Reproduce the entire interview excerpt about World ID and verifying real people online, word for word.

#### Excerpt to read:
▬▬▬▬▬▬▬▬▬▬

It's important to you as a consumer to know that if, for example, on a social media site or on a dating platform, you're interacting with other accounts that actually are representative of other humans, uh real humans on the other side. For example, if you see a photo of someone who you think may be attractive, you want confidence that the person on the other side actually looks like that, that eliminates catfishing or impersonation. Um when you see posts by someone um on a large social media platform that encourage one political view versus the other, if you see that that that's getting a lot of likes or a lot of comments, but you want to have confidence that that's not a small group of people um coordinating what seems like a much larger um sentiment. And so if you have one human controlling ten thousand accounts that all seem to like a video, like a uh photo, or like uh post by someone, you want to be able to make sure that y you have confidence um that that's one person versus that large number of people. World ID enables that because you're able to confirm that you're a single human rather than just a large group of people. And so that's the value that any consumer can access on any of these platforms. It increases the platform integrity, improves the experience, but also allows you as an individual to show up providing people trust. Hey, when you see my account, know that you can trust it. I am a real human on the other side.

SPEAKER_03

So you're obviously the director of product. And, you know, as we look at kind of this value that identity provides with World ID, the kind of counterside of that coin is the abundance that AI agents are generating around content, uh, you know, both in, you know, malicious content like deepfakes, but also in the abundance to scale humanity in our in our resources. How do you think about, you know, the importance of world ID as it relates to agents today and into the future?

▬▬▬▬▬▬▬▬▬▬

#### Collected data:
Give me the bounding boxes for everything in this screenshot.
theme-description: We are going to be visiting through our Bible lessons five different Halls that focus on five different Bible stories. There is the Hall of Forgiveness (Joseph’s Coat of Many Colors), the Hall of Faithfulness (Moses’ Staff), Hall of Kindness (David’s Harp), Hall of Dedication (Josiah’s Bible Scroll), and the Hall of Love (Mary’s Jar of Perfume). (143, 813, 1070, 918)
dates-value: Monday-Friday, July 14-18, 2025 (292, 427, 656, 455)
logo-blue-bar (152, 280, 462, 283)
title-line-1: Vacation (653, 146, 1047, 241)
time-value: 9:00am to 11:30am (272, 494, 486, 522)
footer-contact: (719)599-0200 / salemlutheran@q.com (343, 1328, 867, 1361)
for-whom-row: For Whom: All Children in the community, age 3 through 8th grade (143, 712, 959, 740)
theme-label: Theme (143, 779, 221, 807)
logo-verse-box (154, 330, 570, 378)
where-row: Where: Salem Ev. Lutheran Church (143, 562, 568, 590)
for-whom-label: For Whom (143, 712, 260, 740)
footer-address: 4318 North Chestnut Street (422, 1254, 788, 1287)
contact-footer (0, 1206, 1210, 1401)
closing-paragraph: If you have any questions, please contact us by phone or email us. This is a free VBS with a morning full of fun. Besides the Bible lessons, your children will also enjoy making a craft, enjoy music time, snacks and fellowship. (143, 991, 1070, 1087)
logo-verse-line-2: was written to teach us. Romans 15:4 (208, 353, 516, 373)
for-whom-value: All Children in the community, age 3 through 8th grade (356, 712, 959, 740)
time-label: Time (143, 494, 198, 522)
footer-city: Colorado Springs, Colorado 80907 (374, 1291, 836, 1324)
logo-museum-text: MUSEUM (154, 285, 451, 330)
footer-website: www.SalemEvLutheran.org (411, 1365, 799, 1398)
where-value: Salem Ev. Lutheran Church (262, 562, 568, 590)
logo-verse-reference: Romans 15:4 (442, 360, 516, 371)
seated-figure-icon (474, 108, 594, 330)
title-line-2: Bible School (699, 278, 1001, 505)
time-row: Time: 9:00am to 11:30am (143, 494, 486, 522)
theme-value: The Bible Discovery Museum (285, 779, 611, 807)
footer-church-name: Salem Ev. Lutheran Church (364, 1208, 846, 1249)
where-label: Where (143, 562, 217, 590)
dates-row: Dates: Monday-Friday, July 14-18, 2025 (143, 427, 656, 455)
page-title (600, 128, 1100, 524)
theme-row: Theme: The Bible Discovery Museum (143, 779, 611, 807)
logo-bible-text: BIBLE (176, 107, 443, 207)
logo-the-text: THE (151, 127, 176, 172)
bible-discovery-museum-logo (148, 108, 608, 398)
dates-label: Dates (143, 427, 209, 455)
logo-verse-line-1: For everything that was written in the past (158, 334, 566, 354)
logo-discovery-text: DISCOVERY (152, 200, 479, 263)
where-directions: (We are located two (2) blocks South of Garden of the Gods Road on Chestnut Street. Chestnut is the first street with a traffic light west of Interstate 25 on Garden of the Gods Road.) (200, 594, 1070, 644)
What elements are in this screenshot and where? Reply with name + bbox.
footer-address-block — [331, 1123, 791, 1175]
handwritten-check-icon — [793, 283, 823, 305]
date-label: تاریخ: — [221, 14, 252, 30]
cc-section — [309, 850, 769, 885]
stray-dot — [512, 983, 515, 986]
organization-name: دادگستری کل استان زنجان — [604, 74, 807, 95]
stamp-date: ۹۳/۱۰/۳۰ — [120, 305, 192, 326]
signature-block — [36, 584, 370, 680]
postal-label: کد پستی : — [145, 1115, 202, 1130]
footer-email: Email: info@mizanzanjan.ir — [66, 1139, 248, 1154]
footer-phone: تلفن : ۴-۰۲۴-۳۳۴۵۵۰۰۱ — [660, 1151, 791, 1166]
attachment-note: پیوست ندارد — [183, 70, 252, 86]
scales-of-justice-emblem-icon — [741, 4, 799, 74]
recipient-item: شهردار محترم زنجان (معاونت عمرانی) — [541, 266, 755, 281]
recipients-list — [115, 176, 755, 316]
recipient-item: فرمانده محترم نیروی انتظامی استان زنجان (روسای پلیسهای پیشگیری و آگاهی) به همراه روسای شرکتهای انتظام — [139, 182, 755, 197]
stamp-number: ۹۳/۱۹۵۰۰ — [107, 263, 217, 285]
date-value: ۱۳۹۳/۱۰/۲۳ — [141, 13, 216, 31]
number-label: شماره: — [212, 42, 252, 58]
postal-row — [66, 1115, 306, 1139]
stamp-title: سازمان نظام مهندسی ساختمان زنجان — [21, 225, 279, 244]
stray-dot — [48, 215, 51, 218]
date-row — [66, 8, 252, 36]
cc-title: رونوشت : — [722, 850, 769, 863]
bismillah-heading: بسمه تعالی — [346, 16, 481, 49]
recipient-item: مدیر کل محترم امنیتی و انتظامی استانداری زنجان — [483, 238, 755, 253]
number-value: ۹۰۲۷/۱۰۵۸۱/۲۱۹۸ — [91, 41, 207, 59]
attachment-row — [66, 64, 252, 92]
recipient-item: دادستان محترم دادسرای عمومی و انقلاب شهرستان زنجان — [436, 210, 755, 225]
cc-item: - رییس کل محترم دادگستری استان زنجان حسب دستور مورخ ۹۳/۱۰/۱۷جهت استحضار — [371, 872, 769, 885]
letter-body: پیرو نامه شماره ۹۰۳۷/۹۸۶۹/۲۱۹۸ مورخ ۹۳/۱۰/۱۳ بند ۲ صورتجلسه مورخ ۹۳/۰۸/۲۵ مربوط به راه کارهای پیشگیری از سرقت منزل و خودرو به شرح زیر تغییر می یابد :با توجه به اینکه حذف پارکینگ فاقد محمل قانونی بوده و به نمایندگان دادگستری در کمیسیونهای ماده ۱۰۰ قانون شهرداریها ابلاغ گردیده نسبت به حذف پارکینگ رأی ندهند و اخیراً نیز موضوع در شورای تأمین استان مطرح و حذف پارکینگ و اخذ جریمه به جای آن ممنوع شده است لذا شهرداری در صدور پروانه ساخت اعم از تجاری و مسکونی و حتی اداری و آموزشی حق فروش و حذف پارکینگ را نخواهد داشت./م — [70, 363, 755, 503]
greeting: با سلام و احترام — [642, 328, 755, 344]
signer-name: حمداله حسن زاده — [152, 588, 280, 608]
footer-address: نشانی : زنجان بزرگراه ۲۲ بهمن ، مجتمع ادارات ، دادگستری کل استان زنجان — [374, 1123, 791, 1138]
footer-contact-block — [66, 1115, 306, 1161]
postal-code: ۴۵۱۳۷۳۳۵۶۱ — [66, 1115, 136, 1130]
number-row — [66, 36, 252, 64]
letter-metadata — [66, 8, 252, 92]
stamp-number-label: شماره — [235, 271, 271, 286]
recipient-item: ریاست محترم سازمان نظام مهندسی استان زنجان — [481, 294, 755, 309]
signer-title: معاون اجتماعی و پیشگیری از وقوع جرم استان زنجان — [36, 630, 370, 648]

▬▬▬▬▬▬▬▬▬▬

#### The reply:
It's important to you as a consumer to know that if, for example, on a social media site or on a dating platform, you're interacting with other accounts that actually are representative of other humans, uh real humans on the other side. For example, if you see a photo of someone who you think may be attractive, you want confidence that the person on the other side actually looks like that, that eliminates catfishing or impersonation. Um when you see posts by someone um on a large social media platform that encourage one political view versus the other, if you see that that that's getting a lot of likes or a lot of comments, but you want to have confidence that that's not a small group of people um coordinating what seems like a much larger um sentiment. And so if you have one human controlling ten thousand accounts that all seem to like a video, like a uh photo, or like uh post by someone, you want to be able to make sure that y you have confidence um that that's one person versus that large number of people. World ID enables that because you're able to confirm that you're a single human rather than just a large group of people. And so that's the value that any consumer can access on any of these platforms. It increases the platform integrity, improves the experience, but also allows you as an individual to show up providing people trust. Hey, when you see my account, know that you can trust it. I am a real human on the other side.

SPEAKER_03

So you're obviously the director of product. And, you know, as we look at kind of this value that identity provides with World ID, the kind of counterside of that coin is the abundance that AI agents are generating around content, uh, you know, both in, you know, malicious content like deepfakes, but also in the abundance to scale humanity in our in our resources. How do you think about, you know, the importance of world ID as it relates to agents today and into the future?